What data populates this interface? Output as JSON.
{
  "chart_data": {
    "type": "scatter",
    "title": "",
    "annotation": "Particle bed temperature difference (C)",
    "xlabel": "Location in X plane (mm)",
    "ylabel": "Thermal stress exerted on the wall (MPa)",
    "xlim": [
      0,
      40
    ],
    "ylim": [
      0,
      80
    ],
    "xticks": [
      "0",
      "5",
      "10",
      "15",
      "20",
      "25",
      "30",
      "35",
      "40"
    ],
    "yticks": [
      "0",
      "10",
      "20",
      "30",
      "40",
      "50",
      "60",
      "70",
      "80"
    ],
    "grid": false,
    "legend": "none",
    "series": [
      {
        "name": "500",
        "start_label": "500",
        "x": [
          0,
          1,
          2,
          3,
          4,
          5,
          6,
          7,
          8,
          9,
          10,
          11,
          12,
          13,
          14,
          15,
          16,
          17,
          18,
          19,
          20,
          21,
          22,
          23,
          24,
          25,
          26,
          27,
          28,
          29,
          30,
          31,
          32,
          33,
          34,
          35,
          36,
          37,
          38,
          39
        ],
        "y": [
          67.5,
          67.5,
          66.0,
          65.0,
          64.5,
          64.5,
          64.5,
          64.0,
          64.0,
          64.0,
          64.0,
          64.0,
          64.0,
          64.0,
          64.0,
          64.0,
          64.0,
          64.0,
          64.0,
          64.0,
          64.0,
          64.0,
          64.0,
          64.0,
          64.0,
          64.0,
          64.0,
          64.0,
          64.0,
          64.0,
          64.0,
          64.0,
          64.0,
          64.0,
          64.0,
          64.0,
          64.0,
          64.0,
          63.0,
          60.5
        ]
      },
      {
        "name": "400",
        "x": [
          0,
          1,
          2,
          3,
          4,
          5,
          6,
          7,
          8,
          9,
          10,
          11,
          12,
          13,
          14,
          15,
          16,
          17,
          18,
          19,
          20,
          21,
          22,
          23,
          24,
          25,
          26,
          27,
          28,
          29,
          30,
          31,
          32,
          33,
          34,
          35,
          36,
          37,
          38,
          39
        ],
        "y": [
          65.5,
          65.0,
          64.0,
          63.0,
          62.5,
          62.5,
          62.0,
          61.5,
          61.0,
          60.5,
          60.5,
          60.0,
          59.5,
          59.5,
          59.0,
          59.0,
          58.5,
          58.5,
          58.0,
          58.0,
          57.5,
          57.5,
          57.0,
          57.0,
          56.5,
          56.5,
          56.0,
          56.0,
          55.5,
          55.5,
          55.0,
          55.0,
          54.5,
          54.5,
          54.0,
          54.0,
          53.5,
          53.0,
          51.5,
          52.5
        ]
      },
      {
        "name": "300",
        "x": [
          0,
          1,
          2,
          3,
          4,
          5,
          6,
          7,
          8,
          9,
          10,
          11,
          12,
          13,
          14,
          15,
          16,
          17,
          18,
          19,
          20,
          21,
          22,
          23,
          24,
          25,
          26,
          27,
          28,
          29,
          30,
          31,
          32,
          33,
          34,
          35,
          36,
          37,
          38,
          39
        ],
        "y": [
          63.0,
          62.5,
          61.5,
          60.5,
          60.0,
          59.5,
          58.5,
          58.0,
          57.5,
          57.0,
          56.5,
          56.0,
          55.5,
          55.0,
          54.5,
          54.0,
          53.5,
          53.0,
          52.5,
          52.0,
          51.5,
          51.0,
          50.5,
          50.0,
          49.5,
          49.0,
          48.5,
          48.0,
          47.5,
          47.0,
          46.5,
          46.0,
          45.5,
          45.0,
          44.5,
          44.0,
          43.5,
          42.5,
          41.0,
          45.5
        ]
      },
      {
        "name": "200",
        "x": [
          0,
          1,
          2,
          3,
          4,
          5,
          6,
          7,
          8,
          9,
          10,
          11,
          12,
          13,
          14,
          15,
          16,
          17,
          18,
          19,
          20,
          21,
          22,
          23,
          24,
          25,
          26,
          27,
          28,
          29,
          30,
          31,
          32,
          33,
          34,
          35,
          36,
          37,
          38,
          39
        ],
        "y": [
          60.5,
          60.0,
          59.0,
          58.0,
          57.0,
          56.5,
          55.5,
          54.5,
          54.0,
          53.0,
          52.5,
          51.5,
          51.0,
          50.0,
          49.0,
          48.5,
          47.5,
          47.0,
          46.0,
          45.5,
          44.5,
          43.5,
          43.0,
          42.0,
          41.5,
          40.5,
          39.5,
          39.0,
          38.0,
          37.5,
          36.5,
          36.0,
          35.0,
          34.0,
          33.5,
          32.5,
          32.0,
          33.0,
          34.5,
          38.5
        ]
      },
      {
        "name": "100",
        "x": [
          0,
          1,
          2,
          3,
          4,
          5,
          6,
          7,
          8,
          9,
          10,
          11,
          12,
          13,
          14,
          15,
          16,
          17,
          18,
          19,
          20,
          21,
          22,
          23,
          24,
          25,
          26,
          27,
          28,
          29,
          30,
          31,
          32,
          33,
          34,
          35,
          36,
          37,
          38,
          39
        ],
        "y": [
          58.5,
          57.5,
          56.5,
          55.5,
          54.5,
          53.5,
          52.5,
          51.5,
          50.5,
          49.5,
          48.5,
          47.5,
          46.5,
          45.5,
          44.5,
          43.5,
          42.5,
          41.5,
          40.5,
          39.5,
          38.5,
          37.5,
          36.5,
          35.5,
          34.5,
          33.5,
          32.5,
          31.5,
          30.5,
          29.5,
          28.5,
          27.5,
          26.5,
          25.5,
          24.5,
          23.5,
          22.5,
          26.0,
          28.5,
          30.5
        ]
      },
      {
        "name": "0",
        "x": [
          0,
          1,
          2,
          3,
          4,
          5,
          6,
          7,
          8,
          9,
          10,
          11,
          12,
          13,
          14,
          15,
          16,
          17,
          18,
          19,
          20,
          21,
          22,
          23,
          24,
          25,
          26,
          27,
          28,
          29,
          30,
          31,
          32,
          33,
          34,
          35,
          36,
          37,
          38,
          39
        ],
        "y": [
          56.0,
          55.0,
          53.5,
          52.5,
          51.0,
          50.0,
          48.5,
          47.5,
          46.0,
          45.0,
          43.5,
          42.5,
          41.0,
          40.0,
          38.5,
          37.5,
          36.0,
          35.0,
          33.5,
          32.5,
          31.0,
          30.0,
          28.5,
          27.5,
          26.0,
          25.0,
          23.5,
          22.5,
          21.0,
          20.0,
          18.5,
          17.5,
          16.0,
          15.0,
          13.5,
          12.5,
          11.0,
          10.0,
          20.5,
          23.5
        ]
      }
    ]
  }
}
--------------------------------------------------
* Goal
Output all of the material, please, exactly as it stands.

* Output of the exercise
What data populates this interface? Output as JSON.
{
  "chart_data": {
    "type": "scatter",
    "title": "",
    "annotation": "Particle bed temperature difference (C)",
    "xlabel": "Location in X plane (mm)",
    "ylabel": "Thermal stress exerted on the wall (MPa)",
    "xlim": [
      0,
      40
    ],
    "ylim": [
      0,
      80
    ],
    "xticks": [
      "0",
      "5",
      "10",
      "15",
      "20",
      "25",
      "30",
      "35",
      "40"
    ],
    "yticks": [
      "0",
      "10",
      "20",
      "30",
      "40",
      "50",
      "60",
      "70",
      "80"
    ],
    "grid": false,
    "legend": "none",
    "series": [
      {
        "name": "500",
        "start_label": "500",
        "x": [
          0,
          1,
          2,
          3,
          4,
          5,
          6,
          7,
          8,
          9,
          10,
          11,
          12,
          13,
          14,
          15,
          16,
          17,
          18,
          19,
          20,
          21,
          22,
          23,
          24,
          25,
          26,
          27,
          28,
          29,
          30,
          31,
          32,
          33,
          34,
          35,
          36,
          37,
          38,
          39
        ],
        "y": [
          67.5,
          67.5,
          66.0,
          65.0,
          64.5,
          64.5,
          64.5,
          64.0,
          64.0,
          64.0,
          64.0,
          64.0,
          64.0,
          64.0,
          64.0,
          64.0,
          64.0,
          64.0,
          64.0,
          64.0,
          64.0,
          64.0,
          64.0,
          64.0,
          64.0,
          64.0,
          64.0,
          64.0,
          64.0,
          64.0,
          64.0,
          64.0,
          64.0,
          64.0,
          64.0,
          64.0,
          64.0,
          64.0,
          63.0,
          60.5
        ]
      },
      {
        "name": "400",
        "x": [
          0,
          1,
          2,
          3,
          4,
          5,
          6,
          7,
          8,
          9,
          10,
          11,
          12,
          13,
          14,
          15,
          16,
          17,
          18,
          19,
          20,
          21,
          22,
          23,
          24,
          25,
          26,
          27,
          28,
          29,
          30,
          31,
          32,
          33,
          34,
          35,
          36,
          37,
          38,
          39
        ],
        "y": [
          65.5,
          65.0,
          64.0,
          63.0,
          62.5,
          62.5,
          62.0,
          61.5,
          61.0,
          60.5,
          60.5,
          60.0,
          59.5,
          59.5,
          59.0,
          59.0,
          58.5,
          58.5,
          58.0,
          58.0,
          57.5,
          57.5,
          57.0,
          57.0,
          56.5,
          56.5,
          56.0,
          56.0,
          55.5,
          55.5,
          55.0,
          55.0,
          54.5,
          54.5,
          54.0,
          54.0,
          53.5,
          53.0,
          51.5,
          52.5
        ]
      },
      {
        "name": "300",
        "x": [
          0,
          1,
          2,
          3,
          4,
          5,
          6,
          7,
          8,
          9,
          10,
          11,
          12,
          13,
          14,
          15,
          16,
          17,
          18,
          19,
          20,
          21,
          22,
          23,
          24,
          25,
          26,
          27,
          28,
          29,
          30,
          31,
          32,
          33,
          34,
          35,
          36,
          37,
          38,
          39
        ],
        "y": [
          63.0,
          62.5,
          61.5,
          60.5,
          60.0,
          59.5,
          58.5,
          58.0,
          57.5,
          57.0,
          56.5,
          56.0,
          55.5,
          55.0,
          54.5,
          54.0,
          53.5,
          53.0,
          52.5,
          52.0,
          51.5,
          51.0,
          50.5,
          50.0,
          49.5,
          49.0,
          48.5,
          48.0,
          47.5,
          47.0,
          46.5,
          46.0,
          45.5,
          45.0,
          44.5,
          44.0,
          43.5,
          42.5,
          41.0,
          45.5
        ]
      },
      {
        "name": "200",
        "x": [
          0,
          1,
          2,
          3,
          4,
          5,
          6,
          7,
          8,
          9,
          10,
          11,
          12,
          13,
          14,
          15,
          16,
          17,
          18,
          19,
          20,
          21,
          22,
          23,
          24,
          25,
          26,
          27,
          28,
          29,
          30,
          31,
          32,
          33,
          34,
          35,
          36,
          37,
          38,
          39
        ],
        "y": [
          60.5,
          60.0,
          59.0,
          58.0,
          57.0,
          56.5,
          55.5,
          54.5,
          54.0,
          53.0,
          52.5,
          51.5,
          51.0,
          50.0,
          49.0,
          48.5,
          47.5,
          47.0,
          46.0,
          45.5,
          44.5,
          43.5,
          43.0,
          42.0,
          41.5,
          40.5,
          39.5,
          39.0,
          38.0,
          37.5,
          36.5,
          36.0,
          35.0,
          34.0,
          33.5,
          32.5,
          32.0,
          33.0,
          34.5,
          38.5
        ]
      },
      {
        "name": "100",
        "x": [
          0,
          1,
          2,
          3,
          4,
          5,
          6,
          7,
          8,
          9,
          10,
          11,
          12,
          13,
          14,
          15,
          16,
          17,
          18,
          19,
          20,
          21,
          22,
          23,
          24,
          25,
          26,
          27,
          28,
          29,
          30,
          31,
          32,
          33,
          34,
          35,
          36,
          37,
          38,
          39
        ],
        "y": [
          58.5,
          57.5,
          56.5,
          55.5,
          54.5,
          53.5,
          52.5,
          51.5,
          50.5,
          49.5,
          48.5,
          47.5,
          46.5,
          45.5,
          44.5,
          43.5,
          42.5,
          41.5,
          40.5,
          39.5,
          38.5,
          37.5,
          36.5,
          35.5,
          34.5,
          33.5,
          32.5,
          31.5,
          30.5,
          29.5,
          28.5,
          27.5,
          26.5,
          25.5,
          24.5,
          23.5,
          22.5,
          26.0,
          28.5,
          30.5
        ]
      },
      {
        "name": "0",
        "x": [
          0,
          1,
          2,
          3,
          4,
          5,
          6,
          7,
          8,
          9,
          10,
          11,
          12,
          13,
          14,
          15,
          16,
          17,
          18,
          19,
          20,
          21,
          22,
          23,
          24,
          25,
          26,
          27,
          28,
          29,
          30,
          31,
          32,
          33,
          34,
          35,
          36,
          37,
          38,
          39
        ],
        "y": [
          56.0,
          55.0,
          53.5,
          52.5,
          51.0,
          50.0,
          48.5,
          47.5,
          46.0,
          45.0,
          43.5,
          42.5,
          41.0,
          40.0,
          38.5,
          37.5,
          36.0,
          35.0,
          33.5,
          32.5,
          31.0,
          30.0,
          28.5,
          27.5,
          26.0,
          25.0,
          23.5,
          22.5,
          21.0,
          20.0,
          18.5,
          17.5,
          16.0,
          15.0,
          13.5,
          12.5,
          11.0,
          10.0,
          20.5,
          23.5
        ]
      }
    ]
  }
}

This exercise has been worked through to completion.